* START *

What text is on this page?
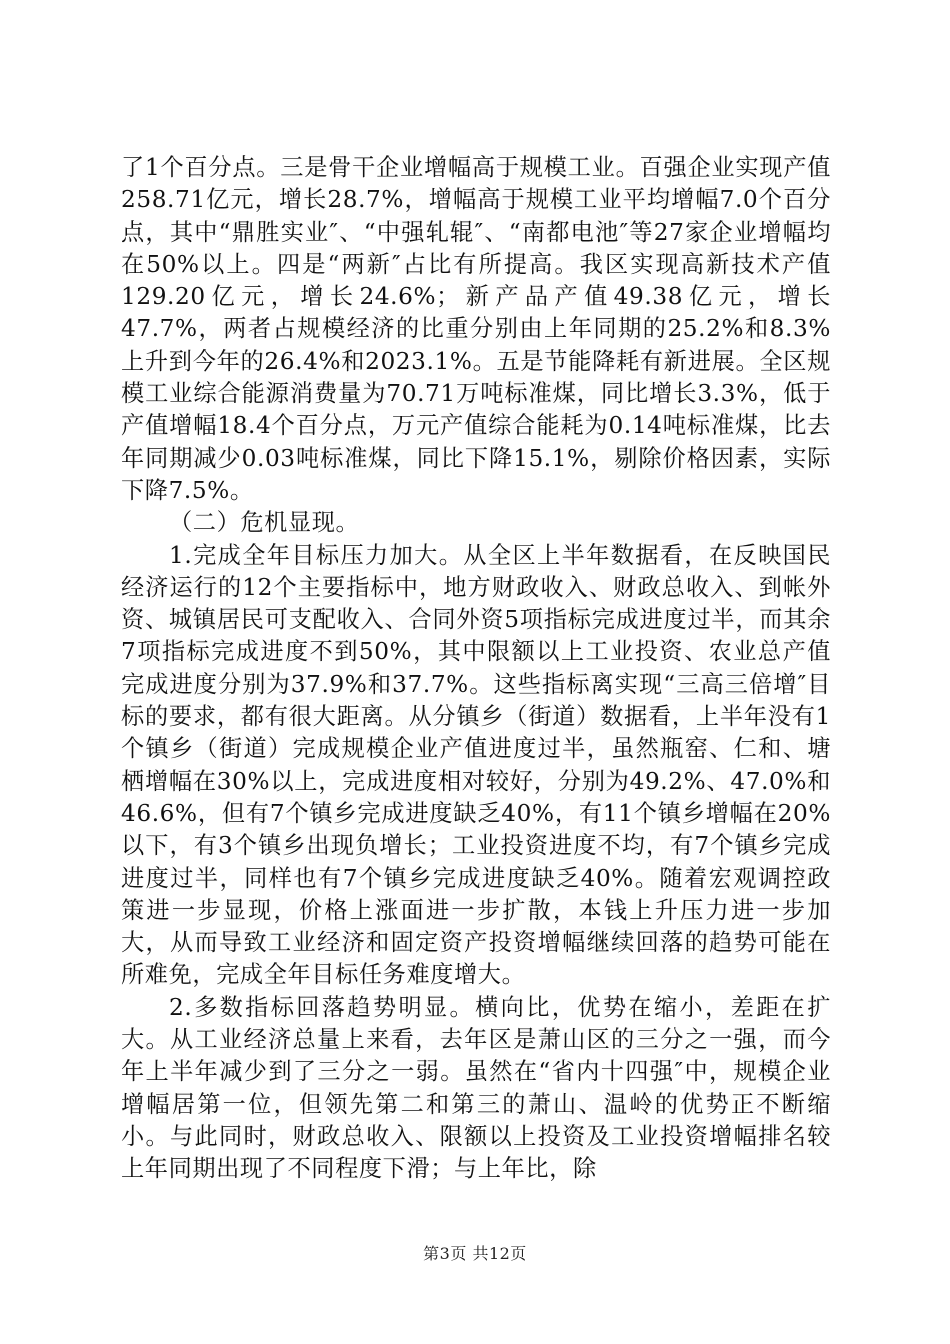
了1个百分点。三是骨干企业增幅高于规模工业。百强企业实现产值258.71亿元，增长28.7%，增幅高于规模工业平均增幅7.0个百分点，其中“鼎胜实业″、“中强轧辊″、“南都电池″等27家企业增幅均在50%以上。四是“两新″占比有所提高。我区实现高新技术产值129.20亿元，增长24.6%；新产品产值49.38亿元，增长47.7%，两者占规模经济的比重分别由上年同期的25.2%和8.3%上升到今年的26.4%和2023.1%。五是节能降耗有新进展。全区规模工业综合能源消费量为70.71万吨标准煤，同比增长3.3%，低于产值增幅18.4个百分点，万元产值综合能耗为0.14吨标准煤，比去年同期减少0.03吨标准煤，同比下降15.1%，剔除价格因素，实际下降7.5%。

（二）危机显现。

1.完成全年目标压力加大。从全区上半年数据看，在反映国民经济运行的12个主要指标中，地方财政收入、财政总收入、到帐外资、城镇居民可支配收入、合同外资5项指标完成进度过半，而其余7项指标完成进度不到50%，其中限额以上工业投资、农业总产值完成进度分别为37.9%和37.7%。这些指标离实现“三高三倍增″目标的要求，都有很大距离。从分镇乡（街道）数据看，上半年没有1个镇乡（街道）完成规模企业产值进度过半，虽然瓶窑、仁和、塘栖增幅在30%以上，完成进度相对较好，分别为49.2%、47.0%和46.6%，但有7个镇乡完成进度缺乏40%，有11个镇乡增幅在20%以下，有3个镇乡出现负增长；工业投资进度不均，有7个镇乡完成进度过半，同样也有7个镇乡完成进度缺乏40%。随着宏观调控政策进一步显现，价格上涨面进一步扩散，本钱上升压力进一步加大，从而导致工业经济和固定资产投资增幅继续回落的趋势可能在所难免，完成全年目标任务难度增大。

2.多数指标回落趋势明显。横向比，优势在缩小，差距在扩大。从工业经济总量上来看，去年区是萧山区的三分之一强，而今年上半年减少到了三分之一弱。虽然在“省内十四强″中，规模企业增幅居第一位，但领先第二和第三的萧山、温岭的优势正不断缩小。与此同时，财政总收入、限额以上投资及工业投资增幅排名较上年同期出现了不同程度下滑；与上年比，除

第3页 共12页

* END *

Go through the listing above and quote it exactly, apart from its images.

What text is on this page?
了1个百分点。三是骨干企业增幅高于规模工业。百强企业实现产值258.71亿元，增长28.7%，增幅高于规模工业平均增幅7.0个百分点，其中“鼎胜实业″、“中强轧辊″、“南都电池″等27家企业增幅均在50%以上。四是“两新″占比有所提高。我区实现高新技术产值129.20亿元，增长24.6%；新产品产值49.38亿元，增长47.7%，两者占规模经济的比重分别由上年同期的25.2%和8.3%上升到今年的26.4%和2023.1%。五是节能降耗有新进展。全区规模工业综合能源消费量为70.71万吨标准煤，同比增长3.3%，低于产值增幅18.4个百分点，万元产值综合能耗为0.14吨标准煤，比去年同期减少0.03吨标准煤，同比下降15.1%，剔除价格因素，实际下降7.5%。

（二）危机显现。

1.完成全年目标压力加大。从全区上半年数据看，在反映国民经济运行的12个主要指标中，地方财政收入、财政总收入、到帐外资、城镇居民可支配收入、合同外资5项指标完成进度过半，而其余7项指标完成进度不到50%，其中限额以上工业投资、农业总产值完成进度分别为37.9%和37.7%。这些指标离实现“三高三倍增″目标的要求，都有很大距离。从分镇乡（街道）数据看，上半年没有1个镇乡（街道）完成规模企业产值进度过半，虽然瓶窑、仁和、塘栖增幅在30%以上，完成进度相对较好，分别为49.2%、47.0%和46.6%，但有7个镇乡完成进度缺乏40%，有11个镇乡增幅在20%以下，有3个镇乡出现负增长；工业投资进度不均，有7个镇乡完成进度过半，同样也有7个镇乡完成进度缺乏40%。随着宏观调控政策进一步显现，价格上涨面进一步扩散，本钱上升压力进一步加大，从而导致工业经济和固定资产投资增幅继续回落的趋势可能在所难免，完成全年目标任务难度增大。

2.多数指标回落趋势明显。横向比，优势在缩小，差距在扩大。从工业经济总量上来看，去年区是萧山区的三分之一强，而今年上半年减少到了三分之一弱。虽然在“省内十四强″中，规模企业增幅居第一位，但领先第二和第三的萧山、温岭的优势正不断缩小。与此同时，财政总收入、限额以上投资及工业投资增幅排名较上年同期出现了不同程度下滑；与上年比，除

第3页 共12页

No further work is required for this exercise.